**What is asked**.
Go through the records and show each line where the word "同超级精密参考" occurs.

=== Exercise input ===

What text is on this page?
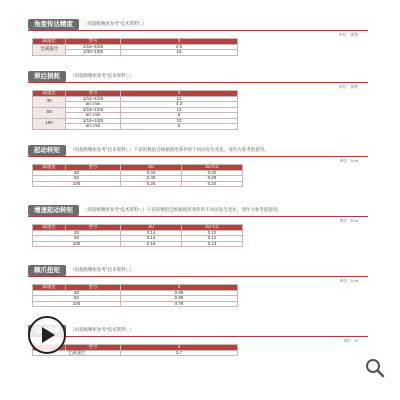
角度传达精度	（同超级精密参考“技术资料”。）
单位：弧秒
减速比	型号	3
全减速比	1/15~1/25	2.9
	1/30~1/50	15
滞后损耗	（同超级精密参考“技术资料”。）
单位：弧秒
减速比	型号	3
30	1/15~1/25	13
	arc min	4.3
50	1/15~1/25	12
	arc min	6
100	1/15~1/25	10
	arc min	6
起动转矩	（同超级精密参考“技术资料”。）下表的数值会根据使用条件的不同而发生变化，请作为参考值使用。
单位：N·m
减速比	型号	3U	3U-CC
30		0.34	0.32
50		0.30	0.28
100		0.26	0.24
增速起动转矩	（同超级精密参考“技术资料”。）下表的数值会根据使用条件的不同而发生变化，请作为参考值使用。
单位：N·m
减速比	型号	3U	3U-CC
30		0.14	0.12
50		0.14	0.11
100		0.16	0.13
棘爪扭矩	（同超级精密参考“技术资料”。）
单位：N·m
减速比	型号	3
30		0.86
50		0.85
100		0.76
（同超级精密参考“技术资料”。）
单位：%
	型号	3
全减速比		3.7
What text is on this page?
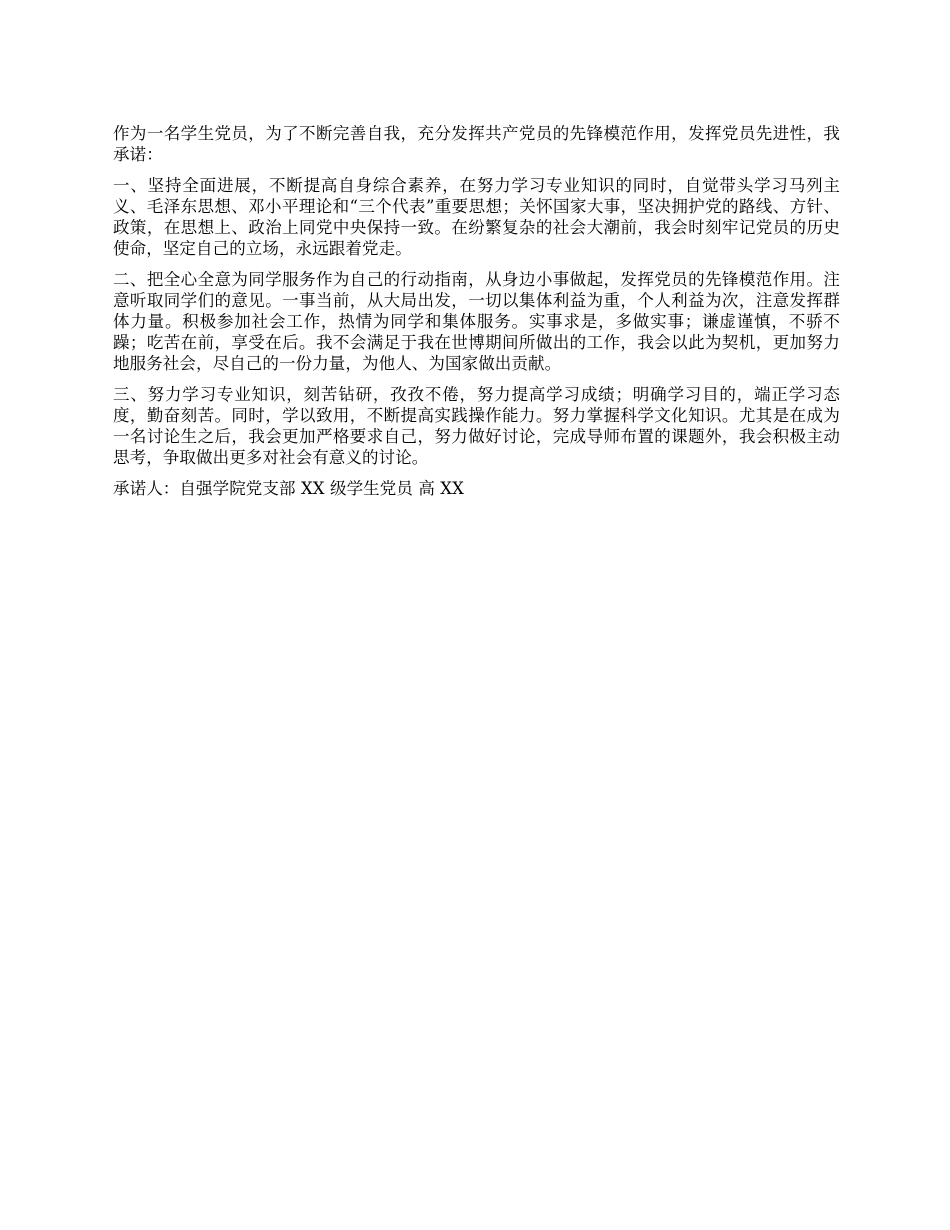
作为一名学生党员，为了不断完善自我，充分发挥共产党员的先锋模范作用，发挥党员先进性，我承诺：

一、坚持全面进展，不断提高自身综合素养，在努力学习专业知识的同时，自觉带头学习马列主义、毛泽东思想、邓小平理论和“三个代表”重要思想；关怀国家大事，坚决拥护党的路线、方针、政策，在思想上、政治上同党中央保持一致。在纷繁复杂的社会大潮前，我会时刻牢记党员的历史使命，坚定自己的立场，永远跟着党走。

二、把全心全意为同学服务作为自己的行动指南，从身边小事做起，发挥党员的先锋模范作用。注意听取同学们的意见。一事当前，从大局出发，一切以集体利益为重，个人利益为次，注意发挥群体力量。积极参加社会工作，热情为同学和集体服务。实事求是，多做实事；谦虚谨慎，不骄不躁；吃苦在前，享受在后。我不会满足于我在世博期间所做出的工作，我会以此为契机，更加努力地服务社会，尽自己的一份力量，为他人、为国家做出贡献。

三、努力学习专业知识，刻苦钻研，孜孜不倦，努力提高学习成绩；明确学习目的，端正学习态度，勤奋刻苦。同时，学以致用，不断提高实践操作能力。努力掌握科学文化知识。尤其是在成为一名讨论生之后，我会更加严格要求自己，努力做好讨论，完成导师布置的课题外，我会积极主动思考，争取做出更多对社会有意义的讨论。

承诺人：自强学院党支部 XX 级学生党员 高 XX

===

**Response**.
角度传达精度	（同超级精密参考“技术资料”。）
滞后损耗	（同超级精密参考“技术资料”。）
起动转矩	（同超级精密参考“技术资料”。）下表的数值会根据使用条件的不同而发生变化，请作为参考值使用。
增速起动转矩	（同超级精密参考“技术资料”。）下表的数值会根据使用条件的不同而发生变化，请作为参考值使用。
棘爪扭矩	（同超级精密参考“技术资料”。）
（同超级精密参考“技术资料”。）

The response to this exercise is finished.